* Problem requirements *
Drop the images; return everything else in the listing below exactly.

···

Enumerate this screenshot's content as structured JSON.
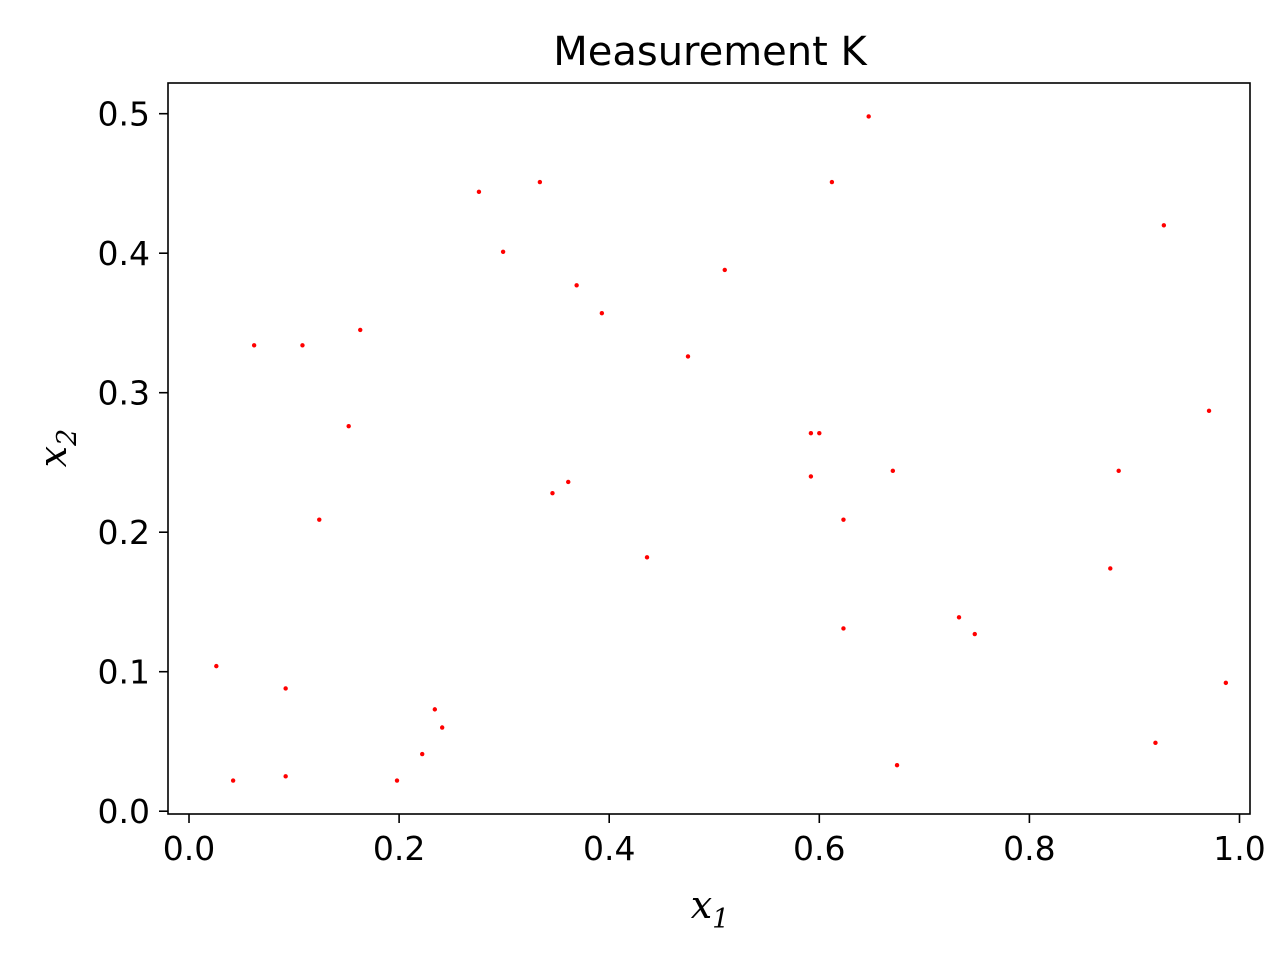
{
  "chart_data": {
    "type": "scatter",
    "title": "Measurement K",
    "xlabel": {
      "base": "x",
      "sub": "1"
    },
    "ylabel": {
      "base": "x",
      "sub": "2"
    },
    "xlim": [
      -0.02,
      1.01
    ],
    "ylim": [
      -0.002,
      0.522
    ],
    "xticks": [
      0.0,
      0.2,
      0.4,
      0.6,
      0.8,
      1.0
    ],
    "xtick_labels": [
      "0.0",
      "0.2",
      "0.4",
      "0.6",
      "0.8",
      "1.0"
    ],
    "yticks": [
      0.0,
      0.1,
      0.2,
      0.3,
      0.4,
      0.5
    ],
    "ytick_labels": [
      "0.0",
      "0.1",
      "0.2",
      "0.3",
      "0.4",
      "0.5"
    ],
    "grid": false,
    "marker_color": "#ff0000",
    "points": [
      {
        "x": 0.026,
        "y": 0.104
      },
      {
        "x": 0.042,
        "y": 0.022
      },
      {
        "x": 0.062,
        "y": 0.334
      },
      {
        "x": 0.092,
        "y": 0.088
      },
      {
        "x": 0.092,
        "y": 0.025
      },
      {
        "x": 0.108,
        "y": 0.334
      },
      {
        "x": 0.124,
        "y": 0.209
      },
      {
        "x": 0.152,
        "y": 0.276
      },
      {
        "x": 0.163,
        "y": 0.345
      },
      {
        "x": 0.198,
        "y": 0.022
      },
      {
        "x": 0.222,
        "y": 0.041
      },
      {
        "x": 0.234,
        "y": 0.073
      },
      {
        "x": 0.241,
        "y": 0.06
      },
      {
        "x": 0.276,
        "y": 0.444
      },
      {
        "x": 0.299,
        "y": 0.401
      },
      {
        "x": 0.334,
        "y": 0.451
      },
      {
        "x": 0.346,
        "y": 0.228
      },
      {
        "x": 0.361,
        "y": 0.236
      },
      {
        "x": 0.369,
        "y": 0.377
      },
      {
        "x": 0.393,
        "y": 0.357
      },
      {
        "x": 0.436,
        "y": 0.182
      },
      {
        "x": 0.475,
        "y": 0.326
      },
      {
        "x": 0.51,
        "y": 0.388
      },
      {
        "x": 0.592,
        "y": 0.271
      },
      {
        "x": 0.6,
        "y": 0.271
      },
      {
        "x": 0.592,
        "y": 0.24
      },
      {
        "x": 0.612,
        "y": 0.451
      },
      {
        "x": 0.623,
        "y": 0.209
      },
      {
        "x": 0.623,
        "y": 0.131
      },
      {
        "x": 0.647,
        "y": 0.498
      },
      {
        "x": 0.67,
        "y": 0.244
      },
      {
        "x": 0.674,
        "y": 0.033
      },
      {
        "x": 0.733,
        "y": 0.139
      },
      {
        "x": 0.748,
        "y": 0.127
      },
      {
        "x": 0.877,
        "y": 0.174
      },
      {
        "x": 0.885,
        "y": 0.244
      },
      {
        "x": 0.92,
        "y": 0.049
      },
      {
        "x": 0.928,
        "y": 0.42
      },
      {
        "x": 0.971,
        "y": 0.287
      },
      {
        "x": 0.987,
        "y": 0.092
      }
    ]
  }
}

···

* Solution to the exercise *
Enumerate this screenshot's content as structured JSON.
{
  "chart_data": {
    "type": "scatter",
    "title": "Measurement K",
    "xlabel": {
      "base": "x",
      "sub": "1"
    },
    "ylabel": {
      "base": "x",
      "sub": "2"
    },
    "xlim": [
      -0.02,
      1.01
    ],
    "ylim": [
      -0.002,
      0.522
    ],
    "xticks": [
      0.0,
      0.2,
      0.4,
      0.6,
      0.8,
      1.0
    ],
    "xtick_labels": [
      "0.0",
      "0.2",
      "0.4",
      "0.6",
      "0.8",
      "1.0"
    ],
    "yticks": [
      0.0,
      0.1,
      0.2,
      0.3,
      0.4,
      0.5
    ],
    "ytick_labels": [
      "0.0",
      "0.1",
      "0.2",
      "0.3",
      "0.4",
      "0.5"
    ],
    "grid": false,
    "marker_color": "#ff0000",
    "points": [
      {
        "x": 0.026,
        "y": 0.104
      },
      {
        "x": 0.042,
        "y": 0.022
      },
      {
        "x": 0.062,
        "y": 0.334
      },
      {
        "x": 0.092,
        "y": 0.088
      },
      {
        "x": 0.092,
        "y": 0.025
      },
      {
        "x": 0.108,
        "y": 0.334
      },
      {
        "x": 0.124,
        "y": 0.209
      },
      {
        "x": 0.152,
        "y": 0.276
      },
      {
        "x": 0.163,
        "y": 0.345
      },
      {
        "x": 0.198,
        "y": 0.022
      },
      {
        "x": 0.222,
        "y": 0.041
      },
      {
        "x": 0.234,
        "y": 0.073
      },
      {
        "x": 0.241,
        "y": 0.06
      },
      {
        "x": 0.276,
        "y": 0.444
      },
      {
        "x": 0.299,
        "y": 0.401
      },
      {
        "x": 0.334,
        "y": 0.451
      },
      {
        "x": 0.346,
        "y": 0.228
      },
      {
        "x": 0.361,
        "y": 0.236
      },
      {
        "x": 0.369,
        "y": 0.377
      },
      {
        "x": 0.393,
        "y": 0.357
      },
      {
        "x": 0.436,
        "y": 0.182
      },
      {
        "x": 0.475,
        "y": 0.326
      },
      {
        "x": 0.51,
        "y": 0.388
      },
      {
        "x": 0.592,
        "y": 0.271
      },
      {
        "x": 0.6,
        "y": 0.271
      },
      {
        "x": 0.592,
        "y": 0.24
      },
      {
        "x": 0.612,
        "y": 0.451
      },
      {
        "x": 0.623,
        "y": 0.209
      },
      {
        "x": 0.623,
        "y": 0.131
      },
      {
        "x": 0.647,
        "y": 0.498
      },
      {
        "x": 0.67,
        "y": 0.244
      },
      {
        "x": 0.674,
        "y": 0.033
      },
      {
        "x": 0.733,
        "y": 0.139
      },
      {
        "x": 0.748,
        "y": 0.127
      },
      {
        "x": 0.877,
        "y": 0.174
      },
      {
        "x": 0.885,
        "y": 0.244
      },
      {
        "x": 0.92,
        "y": 0.049
      },
      {
        "x": 0.928,
        "y": 0.42
      },
      {
        "x": 0.971,
        "y": 0.287
      },
      {
        "x": 0.987,
        "y": 0.092
      }
    ]
  }
}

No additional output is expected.